INSTRUCTIONS TO FOLLOW »
Reproduce the listing below without any change.

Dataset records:
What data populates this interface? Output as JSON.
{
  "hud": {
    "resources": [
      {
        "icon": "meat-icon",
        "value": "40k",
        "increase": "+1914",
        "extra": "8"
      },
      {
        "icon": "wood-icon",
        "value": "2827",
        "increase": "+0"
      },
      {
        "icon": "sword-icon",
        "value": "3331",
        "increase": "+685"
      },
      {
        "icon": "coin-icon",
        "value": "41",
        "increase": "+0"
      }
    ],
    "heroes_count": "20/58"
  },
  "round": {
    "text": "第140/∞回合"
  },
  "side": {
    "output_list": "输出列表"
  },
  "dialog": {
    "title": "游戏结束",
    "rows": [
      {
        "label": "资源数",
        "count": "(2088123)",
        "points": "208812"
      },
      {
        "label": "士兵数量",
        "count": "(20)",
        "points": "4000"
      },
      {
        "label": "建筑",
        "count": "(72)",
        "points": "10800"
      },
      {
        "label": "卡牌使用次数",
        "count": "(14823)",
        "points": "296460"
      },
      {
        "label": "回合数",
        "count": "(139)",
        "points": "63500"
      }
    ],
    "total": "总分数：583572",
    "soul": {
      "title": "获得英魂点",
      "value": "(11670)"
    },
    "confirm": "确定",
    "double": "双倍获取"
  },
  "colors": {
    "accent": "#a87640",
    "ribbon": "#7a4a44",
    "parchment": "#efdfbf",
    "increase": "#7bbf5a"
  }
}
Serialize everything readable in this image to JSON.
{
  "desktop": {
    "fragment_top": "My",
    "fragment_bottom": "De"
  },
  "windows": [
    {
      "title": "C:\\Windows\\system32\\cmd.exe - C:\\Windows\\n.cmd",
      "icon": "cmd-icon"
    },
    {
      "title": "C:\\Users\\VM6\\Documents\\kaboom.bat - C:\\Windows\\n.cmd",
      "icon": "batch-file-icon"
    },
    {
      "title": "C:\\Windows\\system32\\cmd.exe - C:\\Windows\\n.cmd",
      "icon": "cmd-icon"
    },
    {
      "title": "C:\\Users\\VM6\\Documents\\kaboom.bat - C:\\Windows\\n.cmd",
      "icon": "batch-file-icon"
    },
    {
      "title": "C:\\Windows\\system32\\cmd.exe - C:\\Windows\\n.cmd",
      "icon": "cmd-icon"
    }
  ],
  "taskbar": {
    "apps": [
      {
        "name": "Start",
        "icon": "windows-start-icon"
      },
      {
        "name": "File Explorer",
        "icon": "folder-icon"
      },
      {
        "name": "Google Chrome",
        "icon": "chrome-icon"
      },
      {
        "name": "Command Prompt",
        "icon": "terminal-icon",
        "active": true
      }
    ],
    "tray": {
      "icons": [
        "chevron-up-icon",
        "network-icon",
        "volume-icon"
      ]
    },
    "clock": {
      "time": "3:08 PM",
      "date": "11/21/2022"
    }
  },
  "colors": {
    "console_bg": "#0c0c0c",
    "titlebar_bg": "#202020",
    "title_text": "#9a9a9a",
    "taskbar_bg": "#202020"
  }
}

CORRECT RESULT »
What data populates this interface? Output as JSON.
{
  "hud": {
    "resources": [
      {
        "icon": "meat-icon",
        "value": "40k",
        "increase": "+1914",
        "extra": "8"
      },
      {
        "icon": "wood-icon",
        "value": "2827",
        "increase": "+0"
      },
      {
        "icon": "sword-icon",
        "value": "3331",
        "increase": "+685"
      },
      {
        "icon": "coin-icon",
        "value": "41",
        "increase": "+0"
      }
    ],
    "heroes_count": "20/58"
  },
  "round": {
    "text": "第140/∞回合"
  },
  "side": {
    "output_list": "输出列表"
  },
  "dialog": {
    "title": "游戏结束",
    "rows": [
      {
        "label": "资源数",
        "count": "(2088123)",
        "points": "208812"
      },
      {
        "label": "士兵数量",
        "count": "(20)",
        "points": "4000"
      },
      {
        "label": "建筑",
        "count": "(72)",
        "points": "10800"
      },
      {
        "label": "卡牌使用次数",
        "count": "(14823)",
        "points": "296460"
      },
      {
        "label": "回合数",
        "count": "(139)",
        "points": "63500"
      }
    ],
    "total": "总分数：583572",
    "soul": {
      "title": "获得英魂点",
      "value": "(11670)"
    },
    "confirm": "确定",
    "double": "双倍获取"
  },
  "colors": {
    "accent": "#a87640",
    "ribbon": "#7a4a44",
    "parchment": "#efdfbf",
    "increase": "#7bbf5a"
  }
}
Serialize everything readable in this image to JSON.
{
  "desktop": {
    "fragment_top": "My",
    "fragment_bottom": "De"
  },
  "windows": [
    {
      "title": "C:\\Windows\\system32\\cmd.exe - C:\\Windows\\n.cmd",
      "icon": "cmd-icon"
    },
    {
      "title": "C:\\Users\\VM6\\Documents\\kaboom.bat - C:\\Windows\\n.cmd",
      "icon": "batch-file-icon"
    },
    {
      "title": "C:\\Windows\\system32\\cmd.exe - C:\\Windows\\n.cmd",
      "icon": "cmd-icon"
    },
    {
      "title": "C:\\Users\\VM6\\Documents\\kaboom.bat - C:\\Windows\\n.cmd",
      "icon": "batch-file-icon"
    },
    {
      "title": "C:\\Windows\\system32\\cmd.exe - C:\\Windows\\n.cmd",
      "icon": "cmd-icon"
    }
  ],
  "taskbar": {
    "apps": [
      {
        "name": "Start",
        "icon": "windows-start-icon"
      },
      {
        "name": "File Explorer",
        "icon": "folder-icon"
      },
      {
        "name": "Google Chrome",
        "icon": "chrome-icon"
      },
      {
        "name": "Command Prompt",
        "icon": "terminal-icon",
        "active": true
      }
    ],
    "tray": {
      "icons": [
        "chevron-up-icon",
        "network-icon",
        "volume-icon"
      ]
    },
    "clock": {
      "time": "3:08 PM",
      "date": "11/21/2022"
    }
  },
  "colors": {
    "console_bg": "#0c0c0c",
    "titlebar_bg": "#202020",
    "title_text": "#9a9a9a",
    "taskbar_bg": "#202020"
  }
}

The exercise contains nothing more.